DATA SUPPLIED.
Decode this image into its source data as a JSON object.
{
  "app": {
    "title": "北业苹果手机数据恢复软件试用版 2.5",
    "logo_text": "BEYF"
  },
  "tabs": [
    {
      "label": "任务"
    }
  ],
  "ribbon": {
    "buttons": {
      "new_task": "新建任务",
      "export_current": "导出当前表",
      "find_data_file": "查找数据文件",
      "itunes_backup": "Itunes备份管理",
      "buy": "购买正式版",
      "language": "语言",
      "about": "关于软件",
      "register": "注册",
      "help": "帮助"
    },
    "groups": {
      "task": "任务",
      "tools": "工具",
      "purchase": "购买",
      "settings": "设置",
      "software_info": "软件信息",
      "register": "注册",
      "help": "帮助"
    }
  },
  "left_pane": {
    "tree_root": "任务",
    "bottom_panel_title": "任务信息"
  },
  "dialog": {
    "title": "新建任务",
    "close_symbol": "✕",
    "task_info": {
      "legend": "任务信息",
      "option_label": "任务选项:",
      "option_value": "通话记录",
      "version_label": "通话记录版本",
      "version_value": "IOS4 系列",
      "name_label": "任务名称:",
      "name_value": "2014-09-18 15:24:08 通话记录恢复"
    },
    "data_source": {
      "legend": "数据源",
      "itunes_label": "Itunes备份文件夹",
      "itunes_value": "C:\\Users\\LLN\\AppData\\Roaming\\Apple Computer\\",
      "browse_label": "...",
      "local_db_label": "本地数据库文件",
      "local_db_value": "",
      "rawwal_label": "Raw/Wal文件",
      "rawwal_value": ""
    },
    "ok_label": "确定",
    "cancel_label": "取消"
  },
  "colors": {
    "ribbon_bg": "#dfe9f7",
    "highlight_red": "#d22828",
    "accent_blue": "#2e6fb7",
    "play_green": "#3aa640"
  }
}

EXERCISE INSTRUCTIONS. Your task is to print all of the records exactly.

ANSWER IN FULL.
Decode this image into its source data as a JSON object.
{
  "app": {
    "title": "北业苹果手机数据恢复软件试用版 2.5",
    "logo_text": "BEYF"
  },
  "tabs": [
    {
      "label": "任务"
    }
  ],
  "ribbon": {
    "buttons": {
      "new_task": "新建任务",
      "export_current": "导出当前表",
      "find_data_file": "查找数据文件",
      "itunes_backup": "Itunes备份管理",
      "buy": "购买正式版",
      "language": "语言",
      "about": "关于软件",
      "register": "注册",
      "help": "帮助"
    },
    "groups": {
      "task": "任务",
      "tools": "工具",
      "purchase": "购买",
      "settings": "设置",
      "software_info": "软件信息",
      "register": "注册",
      "help": "帮助"
    }
  },
  "left_pane": {
    "tree_root": "任务",
    "bottom_panel_title": "任务信息"
  },
  "dialog": {
    "title": "新建任务",
    "close_symbol": "✕",
    "task_info": {
      "legend": "任务信息",
      "option_label": "任务选项:",
      "option_value": "通话记录",
      "version_label": "通话记录版本",
      "version_value": "IOS4 系列",
      "name_label": "任务名称:",
      "name_value": "2014-09-18 15:24:08 通话记录恢复"
    },
    "data_source": {
      "legend": "数据源",
      "itunes_label": "Itunes备份文件夹",
      "itunes_value": "C:\\Users\\LLN\\AppData\\Roaming\\Apple Computer\\",
      "browse_label": "...",
      "local_db_label": "本地数据库文件",
      "local_db_value": "",
      "rawwal_label": "Raw/Wal文件",
      "rawwal_value": ""
    },
    "ok_label": "确定",
    "cancel_label": "取消"
  },
  "colors": {
    "ribbon_bg": "#dfe9f7",
    "highlight_red": "#d22828",
    "accent_blue": "#2e6fb7",
    "play_green": "#3aa640"
  }
}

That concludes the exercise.